Requirement: Extract every line of the records below and reproduce each one verbatim, in the same order.
______________________________
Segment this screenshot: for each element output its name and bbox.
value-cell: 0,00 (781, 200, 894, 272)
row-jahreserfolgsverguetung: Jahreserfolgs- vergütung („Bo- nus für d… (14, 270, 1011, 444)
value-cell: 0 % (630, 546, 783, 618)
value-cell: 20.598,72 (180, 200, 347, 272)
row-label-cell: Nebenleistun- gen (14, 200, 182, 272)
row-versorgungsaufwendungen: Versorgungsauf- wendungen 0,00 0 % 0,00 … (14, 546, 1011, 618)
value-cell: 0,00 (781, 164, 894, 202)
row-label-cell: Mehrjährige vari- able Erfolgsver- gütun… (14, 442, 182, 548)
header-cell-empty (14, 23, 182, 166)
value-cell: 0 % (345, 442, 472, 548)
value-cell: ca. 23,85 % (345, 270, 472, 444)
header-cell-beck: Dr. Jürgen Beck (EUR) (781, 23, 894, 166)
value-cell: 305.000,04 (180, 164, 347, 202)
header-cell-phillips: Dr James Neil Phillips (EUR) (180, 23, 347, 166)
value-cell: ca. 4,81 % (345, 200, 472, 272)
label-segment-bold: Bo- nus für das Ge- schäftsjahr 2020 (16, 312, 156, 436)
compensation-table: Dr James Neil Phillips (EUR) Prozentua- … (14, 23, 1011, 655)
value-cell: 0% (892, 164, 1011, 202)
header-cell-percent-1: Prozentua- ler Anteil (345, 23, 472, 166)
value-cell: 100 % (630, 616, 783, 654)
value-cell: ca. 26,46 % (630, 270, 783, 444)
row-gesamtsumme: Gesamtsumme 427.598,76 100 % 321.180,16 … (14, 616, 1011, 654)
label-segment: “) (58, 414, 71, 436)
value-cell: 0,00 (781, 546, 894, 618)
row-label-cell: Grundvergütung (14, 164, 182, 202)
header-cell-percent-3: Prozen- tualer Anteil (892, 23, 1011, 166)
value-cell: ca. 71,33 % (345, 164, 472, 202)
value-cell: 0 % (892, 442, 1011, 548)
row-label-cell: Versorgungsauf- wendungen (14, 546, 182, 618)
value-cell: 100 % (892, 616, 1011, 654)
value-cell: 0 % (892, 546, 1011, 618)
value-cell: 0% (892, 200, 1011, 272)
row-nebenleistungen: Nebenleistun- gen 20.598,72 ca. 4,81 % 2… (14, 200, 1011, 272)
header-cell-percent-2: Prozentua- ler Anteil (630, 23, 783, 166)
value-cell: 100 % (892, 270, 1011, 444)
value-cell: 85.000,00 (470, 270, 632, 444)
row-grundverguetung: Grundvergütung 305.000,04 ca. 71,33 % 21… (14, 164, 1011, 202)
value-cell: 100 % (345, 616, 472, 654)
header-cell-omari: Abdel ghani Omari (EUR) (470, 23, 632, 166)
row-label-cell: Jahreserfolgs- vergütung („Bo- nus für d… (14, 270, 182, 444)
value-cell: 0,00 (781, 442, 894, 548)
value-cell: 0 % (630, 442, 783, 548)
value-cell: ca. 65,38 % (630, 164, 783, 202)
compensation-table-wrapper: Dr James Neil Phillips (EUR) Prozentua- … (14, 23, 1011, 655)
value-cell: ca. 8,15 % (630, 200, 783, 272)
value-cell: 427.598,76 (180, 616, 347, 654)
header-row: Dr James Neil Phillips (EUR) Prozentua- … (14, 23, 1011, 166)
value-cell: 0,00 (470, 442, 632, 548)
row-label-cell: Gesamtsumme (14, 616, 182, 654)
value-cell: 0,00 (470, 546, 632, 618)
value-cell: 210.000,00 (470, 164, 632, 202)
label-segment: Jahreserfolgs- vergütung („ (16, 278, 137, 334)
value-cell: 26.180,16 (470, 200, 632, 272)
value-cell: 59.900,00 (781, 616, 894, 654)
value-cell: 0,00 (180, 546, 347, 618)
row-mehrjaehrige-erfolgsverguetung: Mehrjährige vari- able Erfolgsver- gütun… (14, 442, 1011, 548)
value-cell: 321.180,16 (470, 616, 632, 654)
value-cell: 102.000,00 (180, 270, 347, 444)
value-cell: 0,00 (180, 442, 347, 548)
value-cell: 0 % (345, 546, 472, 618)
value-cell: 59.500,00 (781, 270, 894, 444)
______________________________
Answer to the exercise:
Segment this screenshot: for each element output its name and bbox.
value-cell: 0,00 (781, 200, 894, 272)
row-jahreserfolgsverguetung: Jahreserfolgs- vergütung („Bo- nus für d… (14, 270, 1011, 444)
value-cell: 0 % (630, 546, 783, 618)
value-cell: 20.598,72 (180, 200, 347, 272)
row-label-cell: Nebenleistun- gen (14, 200, 182, 272)
row-versorgungsaufwendungen: Versorgungsauf- wendungen 0,00 0 % 0,00 … (14, 546, 1011, 618)
value-cell: 0,00 (781, 164, 894, 202)
row-label-cell: Mehrjährige vari- able Erfolgsver- gütun… (14, 442, 182, 548)
header-cell-empty (14, 23, 182, 166)
value-cell: 0 % (345, 442, 472, 548)
value-cell: ca. 23,85 % (345, 270, 472, 444)
header-cell-beck: Dr. Jürgen Beck (EUR) (781, 23, 894, 166)
value-cell: 305.000,04 (180, 164, 347, 202)
header-cell-phillips: Dr James Neil Phillips (EUR) (180, 23, 347, 166)
value-cell: ca. 4,81 % (345, 200, 472, 272)
label-segment-bold: Bo- nus für das Ge- schäftsjahr 2020 (16, 312, 156, 436)
compensation-table: Dr James Neil Phillips (EUR) Prozentua- … (14, 23, 1011, 655)
value-cell: 0% (892, 164, 1011, 202)
header-cell-percent-1: Prozentua- ler Anteil (345, 23, 472, 166)
value-cell: 100 % (630, 616, 783, 654)
value-cell: ca. 26,46 % (630, 270, 783, 444)
row-gesamtsumme: Gesamtsumme 427.598,76 100 % 321.180,16 … (14, 616, 1011, 654)
label-segment: “) (58, 414, 71, 436)
value-cell: 0,00 (781, 546, 894, 618)
row-label-cell: Grundvergütung (14, 164, 182, 202)
header-cell-percent-3: Prozen- tualer Anteil (892, 23, 1011, 166)
value-cell: ca. 71,33 % (345, 164, 472, 202)
value-cell: 0 % (892, 442, 1011, 548)
row-label-cell: Versorgungsauf- wendungen (14, 546, 182, 618)
value-cell: 100 % (892, 616, 1011, 654)
value-cell: 0 % (892, 546, 1011, 618)
value-cell: 0% (892, 200, 1011, 272)
row-nebenleistungen: Nebenleistun- gen 20.598,72 ca. 4,81 % 2… (14, 200, 1011, 272)
header-cell-percent-2: Prozentua- ler Anteil (630, 23, 783, 166)
value-cell: 100 % (892, 270, 1011, 444)
value-cell: 85.000,00 (470, 270, 632, 444)
row-grundverguetung: Grundvergütung 305.000,04 ca. 71,33 % 21… (14, 164, 1011, 202)
value-cell: 100 % (345, 616, 472, 654)
header-cell-omari: Abdel ghani Omari (EUR) (470, 23, 632, 166)
row-label-cell: Jahreserfolgs- vergütung („Bo- nus für d… (14, 270, 182, 444)
value-cell: 0,00 (781, 442, 894, 548)
value-cell: 0 % (630, 442, 783, 548)
value-cell: ca. 65,38 % (630, 164, 783, 202)
compensation-table-wrapper: Dr James Neil Phillips (EUR) Prozentua- … (14, 23, 1011, 655)
value-cell: ca. 8,15 % (630, 200, 783, 272)
value-cell: 427.598,76 (180, 616, 347, 654)
header-row: Dr James Neil Phillips (EUR) Prozentua- … (14, 23, 1011, 166)
value-cell: 0,00 (470, 442, 632, 548)
row-label-cell: Gesamtsumme (14, 616, 182, 654)
value-cell: 0,00 (470, 546, 632, 618)
value-cell: 210.000,00 (470, 164, 632, 202)
label-segment: Jahreserfolgs- vergütung („ (16, 278, 137, 334)
value-cell: 26.180,16 (470, 200, 632, 272)
value-cell: 59.900,00 (781, 616, 894, 654)
value-cell: 0,00 (180, 546, 347, 618)
row-mehrjaehrige-erfolgsverguetung: Mehrjährige vari- able Erfolgsver- gütun… (14, 442, 1011, 548)
value-cell: 321.180,16 (470, 616, 632, 654)
value-cell: 102.000,00 (180, 270, 347, 444)
value-cell: 0,00 (180, 442, 347, 548)
value-cell: 0 % (345, 546, 472, 618)
value-cell: 59.500,00 (781, 270, 894, 444)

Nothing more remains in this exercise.